- _EXERCISE DATA_:
((

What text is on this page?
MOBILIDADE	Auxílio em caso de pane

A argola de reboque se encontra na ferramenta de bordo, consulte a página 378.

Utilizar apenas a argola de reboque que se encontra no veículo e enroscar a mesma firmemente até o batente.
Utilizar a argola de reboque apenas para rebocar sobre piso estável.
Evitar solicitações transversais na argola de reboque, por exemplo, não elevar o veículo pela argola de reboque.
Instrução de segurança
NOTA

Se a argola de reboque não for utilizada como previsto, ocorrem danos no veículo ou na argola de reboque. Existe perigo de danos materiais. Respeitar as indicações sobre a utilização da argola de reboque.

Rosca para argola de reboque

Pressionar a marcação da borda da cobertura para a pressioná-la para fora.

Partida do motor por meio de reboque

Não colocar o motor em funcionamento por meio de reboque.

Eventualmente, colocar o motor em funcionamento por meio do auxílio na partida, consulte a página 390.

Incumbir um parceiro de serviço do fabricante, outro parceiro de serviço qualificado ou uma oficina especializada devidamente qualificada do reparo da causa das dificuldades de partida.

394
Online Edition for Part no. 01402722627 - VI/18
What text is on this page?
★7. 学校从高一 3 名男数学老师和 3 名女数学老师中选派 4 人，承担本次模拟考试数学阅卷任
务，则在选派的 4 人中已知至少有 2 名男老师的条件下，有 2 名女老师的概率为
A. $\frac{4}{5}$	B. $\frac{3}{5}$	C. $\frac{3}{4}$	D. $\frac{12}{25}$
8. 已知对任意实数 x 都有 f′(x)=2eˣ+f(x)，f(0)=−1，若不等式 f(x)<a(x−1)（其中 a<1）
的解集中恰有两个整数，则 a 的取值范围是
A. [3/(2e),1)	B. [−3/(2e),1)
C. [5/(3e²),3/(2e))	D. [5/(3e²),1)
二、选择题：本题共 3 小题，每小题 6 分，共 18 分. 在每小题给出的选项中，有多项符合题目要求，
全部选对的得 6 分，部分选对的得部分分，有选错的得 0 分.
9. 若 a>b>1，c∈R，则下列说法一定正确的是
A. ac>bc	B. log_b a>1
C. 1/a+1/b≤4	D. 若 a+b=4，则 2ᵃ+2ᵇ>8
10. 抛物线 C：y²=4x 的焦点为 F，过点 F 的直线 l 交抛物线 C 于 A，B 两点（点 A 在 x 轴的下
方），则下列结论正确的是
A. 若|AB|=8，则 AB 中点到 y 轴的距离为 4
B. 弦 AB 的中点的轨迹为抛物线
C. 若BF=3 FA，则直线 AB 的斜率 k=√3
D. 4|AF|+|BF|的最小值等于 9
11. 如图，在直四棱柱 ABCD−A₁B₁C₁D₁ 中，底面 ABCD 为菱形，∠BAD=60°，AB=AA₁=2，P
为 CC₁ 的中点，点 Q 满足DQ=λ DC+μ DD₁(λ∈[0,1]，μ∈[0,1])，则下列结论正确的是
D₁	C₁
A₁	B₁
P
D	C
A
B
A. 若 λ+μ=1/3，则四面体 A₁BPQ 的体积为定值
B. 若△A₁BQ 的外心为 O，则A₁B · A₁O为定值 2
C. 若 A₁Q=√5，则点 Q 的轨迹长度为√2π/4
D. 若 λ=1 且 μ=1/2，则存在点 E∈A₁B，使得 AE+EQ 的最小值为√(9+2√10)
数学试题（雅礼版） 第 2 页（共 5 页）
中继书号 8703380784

))

- _GOAL_: Keep only those lines of the records that hold "meio", and return them.

- _TASK RESPONSE_:
Partida do motor por meio de reboque
Não colocar o motor em funcionamento por meio de reboque.
Eventualmente, colocar o motor em funcionamento por meio do auxílio na partida, consulte a página 390.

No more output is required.